I'm implementing some 32-bit float trigonometry in C# using Mono, hopefully utilizing Mono.Simd. I'm only missing solid range reduction currently. I'm rather stuck now, because apparently Mono's SIMD extensions does not include conversions between floats and integers, meaning I have no access to rounding/truncation which would be the usual method. I can however convert bitwise between ints and floats.
Can something like this be done? I can scale the domain up and down if needed, but ideally the range reduction should result in a domain of [0, 2 pi] or [-pi, pi]. I have a hunch that it would be possible to do some IEEE magic with the exponent, if the domain is a power of 2, but I'm really not sure how to.
Edit: Okay, I've tried messing around with this C code and it feels like I'm on the verge of something (it doesn't work but the fractional part is always correct, in decimal / base10 at least...). The core principle seems to be getting the exponent difference between your domain and the input exponent, and composing a new float with a shifted mantissa and an adjusted exponent.. But it won't work for negatives, and I have no idea how to handle non-powers of 2 (or anything fractional - in fact, anything else than 2 doesn't work!).
// here's another more correct attempt:
float fmodulus(float val, int domain)
{
const int mantissaMask = 0x7FFFFF;
const int exponentMask = 0x7F800000;
int ival = *(int*)&val;
int mantissa = ival & mantissaMask;
int rawExponent = ival & exponentMask;
int exponent = (rawExponent >> 23) - (129 - domain);
// powers over one:
int p = exponent;
mantissa <<= p;
rawExponent = exponent >> p;
rawExponent += 127;
rawExponent <<= 23;
int newVal = rawExponent & exponentMask;
newVal |= mantissa & mantissaMask;
float ret = *(float*)&newVal;
return ret;
}
float range_reduce(float value, int range )
{
const int mantissaMask = 0x7FFFFF;
const int exponentMask = 0x7F800000;
int ival = *(int*)&value;
// grab exponent:
unsigned exponent = (ival & exponentMask) >> 23;
// grab mantissa:
unsigned mantissa = ival & mantissaMask;
// remove bias, and see how much the exponent is over range/domain
unsigned char erange = (unsigned char)(exponent - (125 + range));
// check if sign bit is set - that is, the exponent is under our range
if (erange & 0x80)
{
// don't do anything then.
erange = 0;
}
// shift mantissa (and chop off bits) by the reduced amount
int inewVal = (mantissa << (erange)) & mantissaMask;
// add exponent, and subtract the amount we reduced the argument with
inewVal |= ((exponent - erange) << 23) & exponentMask;
// reinterpret
float newValue = *(float*)&inewVal;
return newValue;
//return newValue - ((erange) & 0x1 ? 1.0f : 0.0f);
}
int main()

________

**Directions:**
1 > In the range reduction post, what does Mono's SIMD extensions lack?
2 > Continue the range reduction post from the point where it stops.

**Coordinate annotation records:**
________

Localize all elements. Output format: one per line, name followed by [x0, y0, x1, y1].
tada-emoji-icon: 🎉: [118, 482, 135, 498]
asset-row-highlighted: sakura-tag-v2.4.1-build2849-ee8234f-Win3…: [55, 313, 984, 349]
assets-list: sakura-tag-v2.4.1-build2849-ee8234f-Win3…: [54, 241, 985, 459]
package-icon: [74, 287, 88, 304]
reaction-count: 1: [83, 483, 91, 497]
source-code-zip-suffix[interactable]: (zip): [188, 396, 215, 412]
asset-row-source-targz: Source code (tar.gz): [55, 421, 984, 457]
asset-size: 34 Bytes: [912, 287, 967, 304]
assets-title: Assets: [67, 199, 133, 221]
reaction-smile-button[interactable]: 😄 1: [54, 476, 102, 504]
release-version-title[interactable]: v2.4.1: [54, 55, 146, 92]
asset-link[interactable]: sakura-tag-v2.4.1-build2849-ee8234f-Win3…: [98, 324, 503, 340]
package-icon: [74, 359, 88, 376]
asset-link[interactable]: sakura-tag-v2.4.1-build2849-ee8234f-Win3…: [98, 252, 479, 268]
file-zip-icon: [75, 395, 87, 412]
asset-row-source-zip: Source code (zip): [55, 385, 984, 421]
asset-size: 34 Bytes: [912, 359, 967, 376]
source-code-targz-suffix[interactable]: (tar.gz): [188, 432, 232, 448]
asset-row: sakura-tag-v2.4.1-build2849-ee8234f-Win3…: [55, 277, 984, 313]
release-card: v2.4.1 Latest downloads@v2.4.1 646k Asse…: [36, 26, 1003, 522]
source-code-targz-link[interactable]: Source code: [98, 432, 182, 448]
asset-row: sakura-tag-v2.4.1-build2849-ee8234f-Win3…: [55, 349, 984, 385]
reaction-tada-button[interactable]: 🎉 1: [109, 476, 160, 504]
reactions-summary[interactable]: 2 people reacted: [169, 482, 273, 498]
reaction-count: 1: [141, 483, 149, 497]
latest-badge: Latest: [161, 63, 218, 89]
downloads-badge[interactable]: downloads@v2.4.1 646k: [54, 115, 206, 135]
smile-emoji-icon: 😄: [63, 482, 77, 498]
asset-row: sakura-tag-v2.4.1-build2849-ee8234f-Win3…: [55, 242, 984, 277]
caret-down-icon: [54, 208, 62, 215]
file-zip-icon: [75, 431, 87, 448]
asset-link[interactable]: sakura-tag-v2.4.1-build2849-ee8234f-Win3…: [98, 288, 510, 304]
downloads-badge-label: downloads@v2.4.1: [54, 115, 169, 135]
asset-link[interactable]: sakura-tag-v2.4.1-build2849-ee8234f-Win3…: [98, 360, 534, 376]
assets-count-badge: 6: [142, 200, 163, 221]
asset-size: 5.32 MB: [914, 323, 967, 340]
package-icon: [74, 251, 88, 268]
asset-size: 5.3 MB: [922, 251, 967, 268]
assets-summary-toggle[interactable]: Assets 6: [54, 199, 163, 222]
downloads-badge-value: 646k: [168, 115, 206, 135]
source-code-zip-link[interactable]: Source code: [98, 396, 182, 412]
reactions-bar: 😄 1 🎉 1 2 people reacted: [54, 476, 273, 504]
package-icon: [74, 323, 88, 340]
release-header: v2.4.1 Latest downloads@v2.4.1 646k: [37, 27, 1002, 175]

________

**The answers:**
1 > Conversions between floats and integers.

2 >
{
float val = 2.687f;
int ival = *(int*)&val;
float correct = fmod(val, 2);
float own = range_reduce(val, 2);
getc(stdin);
}
Edit 2:
Okay, I'm really trying to understand this in terms of the ieee binary system. If we write the modulus operation like this:
output = input % 2
[exponent] + [mantissa_bit_n_times_exponent]
3.5 = [2] + [1 + 0.5] ->[1] + [0.5] = 1.5
4.5 = [4] + [0 + 0 + 0.5] ->[0.5] + [0] = 0.5
5.5 = [4] + [0 + 1 + 0.5] ->[1] + [0.5] = 1.5
2.5 = [2] + [0 + 0.5] ->[0.5] + [0] = 0.5
2.25 = [2] + [0 + 0 + 0.25] ->[0.25] = 0.25
2.375 = [2] + [0 + 0 + 0.25 + 0.125] ->[0.25] + [0.125] = 0.375
13.5 = [8] + [4 + 0 + 1 + 0.5] ->[1] + [0.5] = 1.5
56.5 = [32] + [16 + 8 + 0 + 0 + 0 + 0.5] ->[0.5] = 0.5
We can see the output in all cases is a new number, with no original exponent and the mantissa shifted an amount (that is based on the exponent and the first non-zero bits of the mantissa after the first exponent-bits of the mantissa is ignored) into the exponent. But I'm not really sure if this is the correct approach, it just works out nicely on paper.
Edit3: I'm stuck on Mono version 2.0.50727.1433
You can reduce the problem to taking a float mod 1. To simplify that, you can compute the floor of the float using bit operations, then use a floating point subtraction. The following is (unsafe) C# code for these operations:
// domain is assumed to be positive
// returns value in [0,domain)
public float fmodulus(float val, float domain)
{
if (val < 0)
{
float negative = fmodulus(-val, domain);
if (domain - negative == domain)
return 0;
else
return domain-negative;
}
if (val < domain)
return val; // this avoids losing accuracy
return fmodOne(val / domain) * domain;
}
// assumes val >= 1, so val is positive and the exponent is at least 0
unsafe public float fmodOne(float val)
{
int iVal = *(int*)&val;
int uncenteredExponent = iVal >> 23;
int exponent = uncenteredExponent - 127; // 127 corresponds to 2^0 times the mantissa
if (exponent >= 23)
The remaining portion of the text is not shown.